Your objective: Copy every line of the records below that holds the word "this".

[Recorded data]

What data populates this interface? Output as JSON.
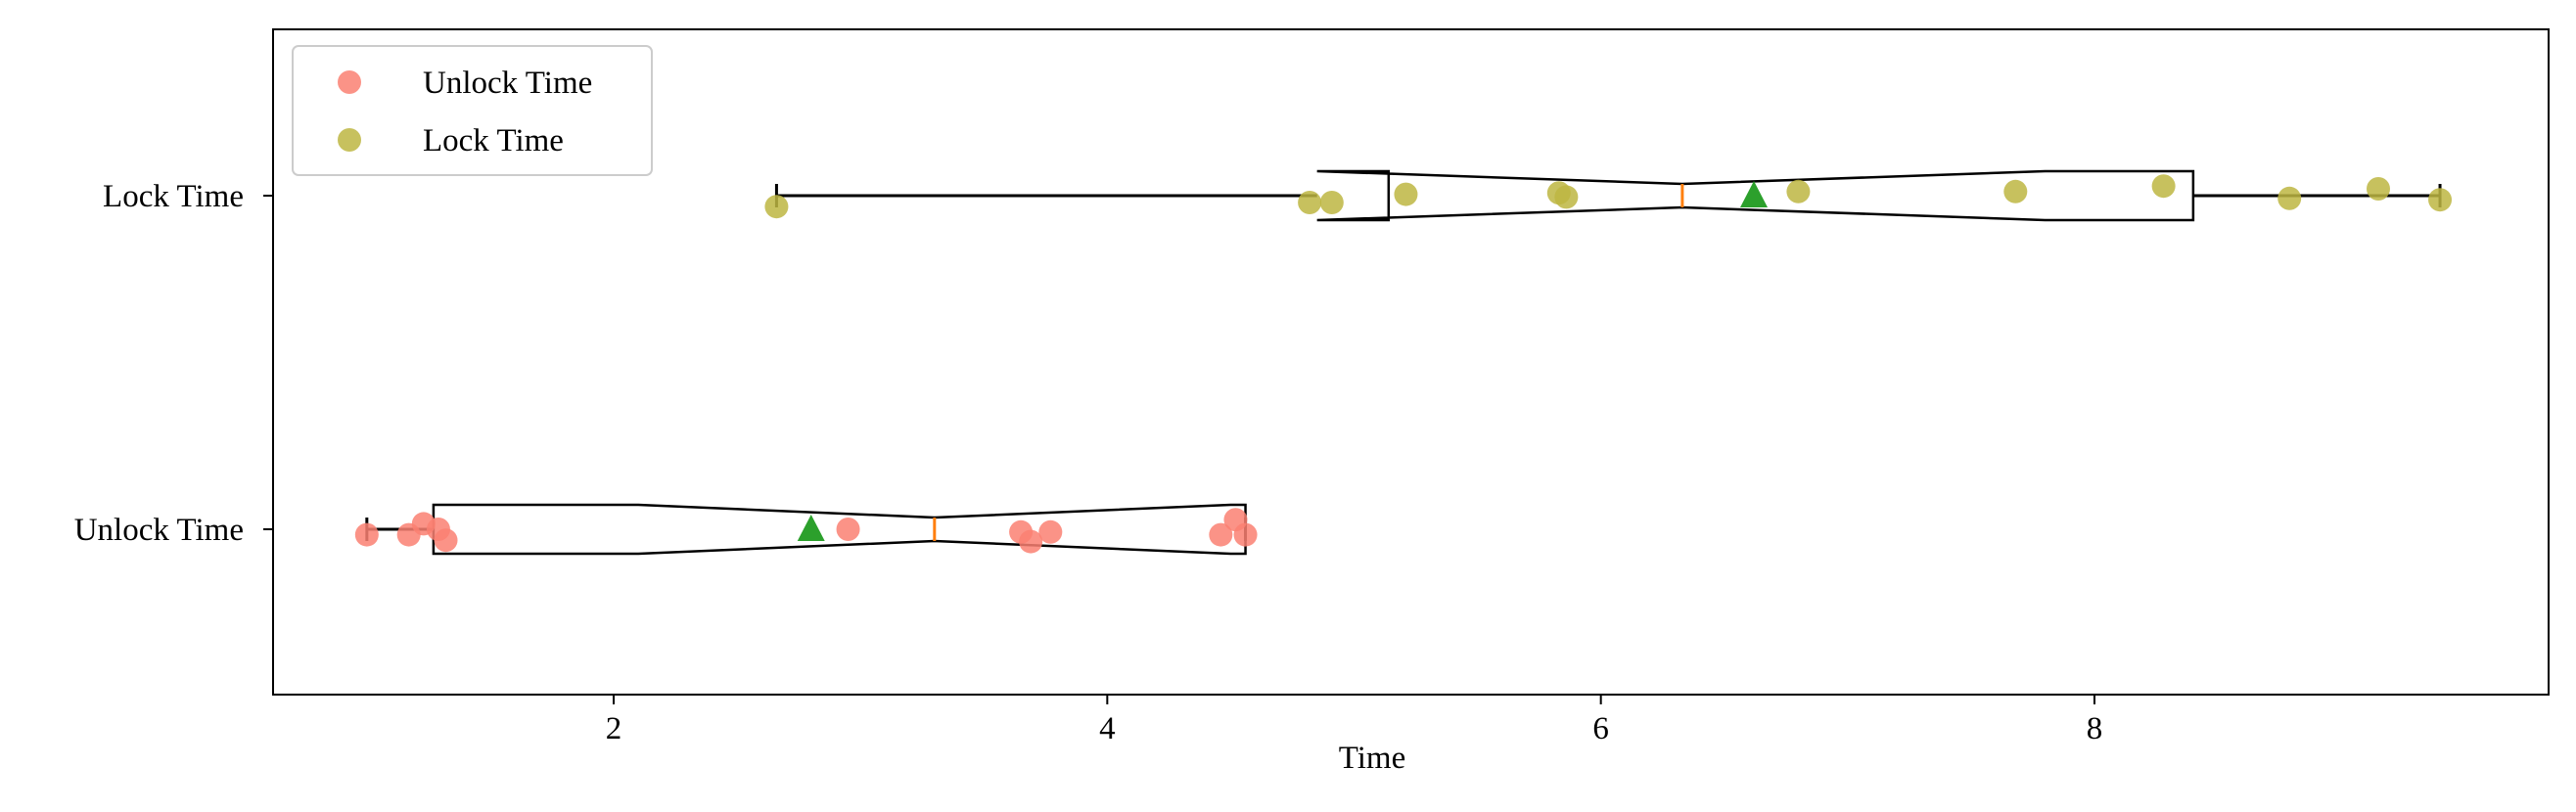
{
  "chart_data": {
    "type": "boxplot",
    "orientation": "horizontal",
    "notched": true,
    "show_means": true,
    "xlabel": "Time",
    "ylabel": "",
    "xlim": [
      0.62,
      9.84
    ],
    "x_ticks": [
      2,
      4,
      6,
      8
    ],
    "categories": [
      "Unlock Time",
      "Lock Time"
    ],
    "grid": false,
    "legend": {
      "position": "top-left",
      "entries": [
        "Unlock Time",
        "Lock Time"
      ]
    },
    "colors": {
      "unlock_points": "#fa8072",
      "lock_points": "#bdb642",
      "median_line": "#ff7f0e",
      "mean_marker": "#2ca02c",
      "box": "#000000"
    },
    "series": [
      {
        "name": "Unlock Time",
        "category_index": 0,
        "box": {
          "whisker_low": 1.0,
          "q1": 1.27,
          "notch_low": 2.1,
          "median": 3.3,
          "notch_high": 4.5,
          "q3": 4.56,
          "whisker_high": 4.56,
          "mean": 2.8
        },
        "points": [
          {
            "x": 1.0,
            "y": -0.04
          },
          {
            "x": 1.17,
            "y": -0.04
          },
          {
            "x": 1.23,
            "y": 0.04
          },
          {
            "x": 1.29,
            "y": 0.0
          },
          {
            "x": 1.32,
            "y": -0.08
          },
          {
            "x": 2.95,
            "y": 0.0
          },
          {
            "x": 3.65,
            "y": -0.02
          },
          {
            "x": 3.69,
            "y": -0.09
          },
          {
            "x": 3.77,
            "y": -0.02
          },
          {
            "x": 4.46,
            "y": -0.04
          },
          {
            "x": 4.52,
            "y": 0.07
          },
          {
            "x": 4.56,
            "y": -0.04
          }
        ]
      },
      {
        "name": "Lock Time",
        "category_index": 1,
        "box": {
          "whisker_low": 2.66,
          "notch_low": 4.85,
          "q1": 5.14,
          "median": 6.33,
          "notch_high": 7.8,
          "q3": 8.4,
          "whisker_high": 9.4,
          "mean": 6.62
        },
        "points": [
          {
            "x": 2.66,
            "y": -0.08
          },
          {
            "x": 4.82,
            "y": -0.05
          },
          {
            "x": 4.91,
            "y": -0.05
          },
          {
            "x": 5.21,
            "y": 0.01
          },
          {
            "x": 5.83,
            "y": 0.02
          },
          {
            "x": 5.86,
            "y": -0.01
          },
          {
            "x": 6.8,
            "y": 0.03
          },
          {
            "x": 7.68,
            "y": 0.03
          },
          {
            "x": 8.28,
            "y": 0.07
          },
          {
            "x": 8.79,
            "y": -0.02
          },
          {
            "x": 9.15,
            "y": 0.05
          },
          {
            "x": 9.4,
            "y": -0.03
          }
        ]
      }
    ]
  }
}
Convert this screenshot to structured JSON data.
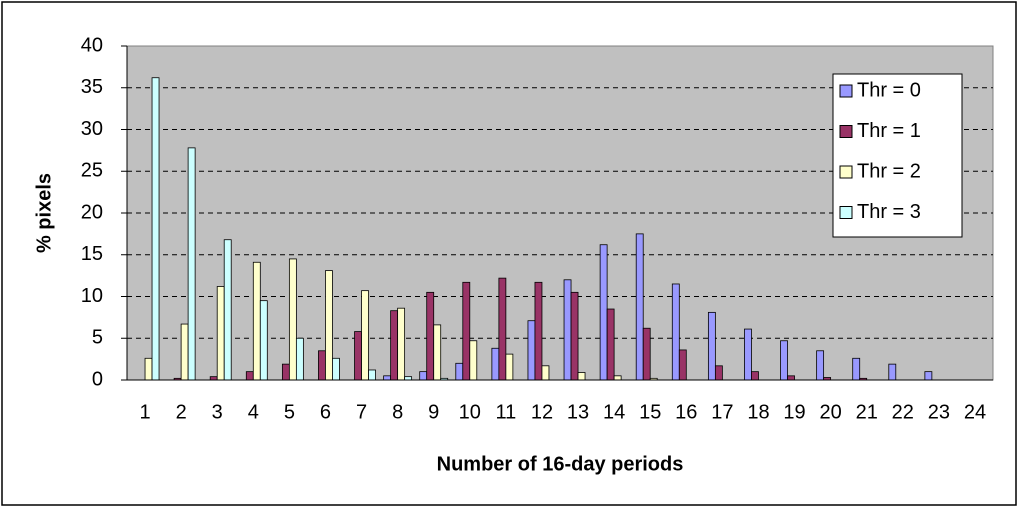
{
  "chart_data": {
    "type": "bar",
    "x_label": "Number of 16-day periods",
    "y_label": "% pixels",
    "categories": [
      1,
      2,
      3,
      4,
      5,
      6,
      7,
      8,
      9,
      10,
      11,
      12,
      13,
      14,
      15,
      16,
      17,
      18,
      19,
      20,
      21,
      22,
      23,
      24
    ],
    "series": [
      {
        "name": "Thr = 0",
        "color": "#9999ff",
        "values": [
          0,
          0,
          0,
          0,
          0,
          0,
          0,
          0.5,
          1,
          2,
          3.8,
          7.1,
          12,
          16.2,
          17.5,
          11.5,
          8.1,
          6.1,
          4.7,
          3.5,
          2.6,
          1.9,
          1,
          0
        ]
      },
      {
        "name": "Thr = 1",
        "color": "#993366",
        "values": [
          0,
          0.2,
          0.4,
          1,
          1.9,
          3.5,
          5.8,
          8.3,
          10.5,
          11.7,
          12.2,
          11.7,
          10.5,
          8.5,
          6.2,
          3.6,
          1.7,
          1,
          0.5,
          0.3,
          0.2,
          0,
          0,
          0
        ]
      },
      {
        "name": "Thr = 2",
        "color": "#ffffcc",
        "values": [
          2.6,
          6.7,
          11.2,
          14.1,
          14.5,
          13.1,
          10.7,
          8.6,
          6.6,
          4.7,
          3.1,
          1.7,
          0.9,
          0.5,
          0.2,
          0,
          0,
          0,
          0,
          0,
          0,
          0,
          0,
          0
        ]
      },
      {
        "name": "Thr = 3",
        "color": "#ccffff",
        "values": [
          36.2,
          27.8,
          16.8,
          9.5,
          5,
          2.6,
          1.2,
          0.4,
          0.2,
          0,
          0,
          0,
          0,
          0,
          0,
          0,
          0,
          0,
          0,
          0,
          0,
          0,
          0,
          0
        ]
      }
    ],
    "ylim": [
      0,
      40
    ],
    "yticks": [
      0,
      5,
      10,
      15,
      20,
      25,
      30,
      35,
      40
    ],
    "grid": true,
    "legend": "upper right"
  }
}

Task solution:
What data populates this interface? Output as JSON.
Convert this screenshot to structured JSON data.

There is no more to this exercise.